Copy out all of the data below with no alterations.

────────────────────────────────────────

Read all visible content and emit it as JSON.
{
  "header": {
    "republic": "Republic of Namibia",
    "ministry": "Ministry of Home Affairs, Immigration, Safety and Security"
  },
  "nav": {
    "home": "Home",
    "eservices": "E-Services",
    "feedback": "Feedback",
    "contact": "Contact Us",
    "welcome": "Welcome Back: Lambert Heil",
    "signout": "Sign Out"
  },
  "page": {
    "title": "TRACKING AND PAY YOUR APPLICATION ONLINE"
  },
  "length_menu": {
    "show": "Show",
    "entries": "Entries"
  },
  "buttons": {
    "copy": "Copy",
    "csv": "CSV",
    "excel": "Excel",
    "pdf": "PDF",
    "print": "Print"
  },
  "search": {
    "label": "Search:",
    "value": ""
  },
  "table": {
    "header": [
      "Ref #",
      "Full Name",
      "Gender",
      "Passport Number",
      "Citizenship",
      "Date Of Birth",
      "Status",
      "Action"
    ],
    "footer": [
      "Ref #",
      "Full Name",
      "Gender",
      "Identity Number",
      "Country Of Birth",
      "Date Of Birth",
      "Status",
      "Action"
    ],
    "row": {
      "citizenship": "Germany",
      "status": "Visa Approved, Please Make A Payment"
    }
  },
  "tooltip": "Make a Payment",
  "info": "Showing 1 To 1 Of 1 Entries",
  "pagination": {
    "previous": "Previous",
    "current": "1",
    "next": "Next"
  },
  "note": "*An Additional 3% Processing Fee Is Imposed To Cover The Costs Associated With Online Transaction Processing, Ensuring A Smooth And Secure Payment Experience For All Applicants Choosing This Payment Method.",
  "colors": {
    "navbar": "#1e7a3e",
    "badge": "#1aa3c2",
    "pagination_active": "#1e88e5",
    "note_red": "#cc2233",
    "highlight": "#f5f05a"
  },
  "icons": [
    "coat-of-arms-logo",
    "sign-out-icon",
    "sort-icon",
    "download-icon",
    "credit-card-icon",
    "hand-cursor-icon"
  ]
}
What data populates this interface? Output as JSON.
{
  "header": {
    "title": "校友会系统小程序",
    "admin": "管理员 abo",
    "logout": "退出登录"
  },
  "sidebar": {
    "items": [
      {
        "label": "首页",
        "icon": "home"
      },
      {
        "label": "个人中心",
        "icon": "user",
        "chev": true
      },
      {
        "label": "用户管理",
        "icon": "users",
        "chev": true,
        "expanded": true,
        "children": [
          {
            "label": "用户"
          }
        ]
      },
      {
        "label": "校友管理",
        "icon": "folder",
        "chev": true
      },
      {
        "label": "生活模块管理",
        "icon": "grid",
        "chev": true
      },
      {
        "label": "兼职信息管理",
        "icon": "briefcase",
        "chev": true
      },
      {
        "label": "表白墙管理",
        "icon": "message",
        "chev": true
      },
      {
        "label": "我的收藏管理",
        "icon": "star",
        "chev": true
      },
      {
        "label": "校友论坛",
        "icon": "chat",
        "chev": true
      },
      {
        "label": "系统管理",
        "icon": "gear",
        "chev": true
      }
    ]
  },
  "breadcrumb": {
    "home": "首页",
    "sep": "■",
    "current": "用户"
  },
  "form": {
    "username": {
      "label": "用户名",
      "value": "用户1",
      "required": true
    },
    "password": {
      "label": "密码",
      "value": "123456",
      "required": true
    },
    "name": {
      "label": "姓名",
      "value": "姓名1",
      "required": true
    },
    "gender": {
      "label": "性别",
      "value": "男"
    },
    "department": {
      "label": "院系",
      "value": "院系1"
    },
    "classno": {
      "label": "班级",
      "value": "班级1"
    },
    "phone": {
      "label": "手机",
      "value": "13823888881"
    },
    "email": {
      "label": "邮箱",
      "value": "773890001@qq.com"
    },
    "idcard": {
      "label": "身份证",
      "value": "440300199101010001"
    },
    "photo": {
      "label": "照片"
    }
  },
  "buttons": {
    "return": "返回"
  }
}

────────────────────────────────────────

■ EXERCISE RESULT
Read all visible content and emit it as JSON.
{
  "header": {
    "republic": "Republic of Namibia",
    "ministry": "Ministry of Home Affairs, Immigration, Safety and Security"
  },
  "nav": {
    "home": "Home",
    "eservices": "E-Services",
    "feedback": "Feedback",
    "contact": "Contact Us",
    "welcome": "Welcome Back: Lambert Heil",
    "signout": "Sign Out"
  },
  "page": {
    "title": "TRACKING AND PAY YOUR APPLICATION ONLINE"
  },
  "length_menu": {
    "show": "Show",
    "entries": "Entries"
  },
  "buttons": {
    "copy": "Copy",
    "csv": "CSV",
    "excel": "Excel",
    "pdf": "PDF",
    "print": "Print"
  },
  "search": {
    "label": "Search:",
    "value": ""
  },
  "table": {
    "header": [
      "Ref #",
      "Full Name",
      "Gender",
      "Passport Number",
      "Citizenship",
      "Date Of Birth",
      "Status",
      "Action"
    ],
    "footer": [
      "Ref #",
      "Full Name",
      "Gender",
      "Identity Number",
      "Country Of Birth",
      "Date Of Birth",
      "Status",
      "Action"
    ],
    "row": {
      "citizenship": "Germany",
      "status": "Visa Approved, Please Make A Payment"
    }
  },
  "tooltip": "Make a Payment",
  "info": "Showing 1 To 1 Of 1 Entries",
  "pagination": {
    "previous": "Previous",
    "current": "1",
    "next": "Next"
  },
  "note": "*An Additional 3% Processing Fee Is Imposed To Cover The Costs Associated With Online Transaction Processing, Ensuring A Smooth And Secure Payment Experience For All Applicants Choosing This Payment Method.",
  "colors": {
    "navbar": "#1e7a3e",
    "badge": "#1aa3c2",
    "pagination_active": "#1e88e5",
    "note_red": "#cc2233",
    "highlight": "#f5f05a"
  },
  "icons": [
    "coat-of-arms-logo",
    "sign-out-icon",
    "sort-icon",
    "download-icon",
    "credit-card-icon",
    "hand-cursor-icon"
  ]
}
What data populates this interface? Output as JSON.
{
  "header": {
    "title": "校友会系统小程序",
    "admin": "管理员 abo",
    "logout": "退出登录"
  },
  "sidebar": {
    "items": [
      {
        "label": "首页",
        "icon": "home"
      },
      {
        "label": "个人中心",
        "icon": "user",
        "chev": true
      },
      {
        "label": "用户管理",
        "icon": "users",
        "chev": true,
        "expanded": true,
        "children": [
          {
            "label": "用户"
          }
        ]
      },
      {
        "label": "校友管理",
        "icon": "folder",
        "chev": true
      },
      {
        "label": "生活模块管理",
        "icon": "grid",
        "chev": true
      },
      {
        "label": "兼职信息管理",
        "icon": "briefcase",
        "chev": true
      },
      {
        "label": "表白墙管理",
        "icon": "message",
        "chev": true
      },
      {
        "label": "我的收藏管理",
        "icon": "star",
        "chev": true
      },
      {
        "label": "校友论坛",
        "icon": "chat",
        "chev": true
      },
      {
        "label": "系统管理",
        "icon": "gear",
        "chev": true
      }
    ]
  },
  "breadcrumb": {
    "home": "首页",
    "sep": "■",
    "current": "用户"
  },
  "form": {
    "username": {
      "label": "用户名",
      "value": "用户1",
      "required": true
    },
    "password": {
      "label": "密码",
      "value": "123456",
      "required": true
    },
    "name": {
      "label": "姓名",
      "value": "姓名1",
      "required": true
    },
    "gender": {
      "label": "性别",
      "value": "男"
    },
    "department": {
      "label": "院系",
      "value": "院系1"
    },
    "classno": {
      "label": "班级",
      "value": "班级1"
    },
    "phone": {
      "label": "手机",
      "value": "13823888881"
    },
    "email": {
      "label": "邮箱",
      "value": "773890001@qq.com"
    },
    "idcard": {
      "label": "身份证",
      "value": "440300199101010001"
    },
    "photo": {
      "label": "照片"
    }
  },
  "buttons": {
    "return": "返回"
  }
}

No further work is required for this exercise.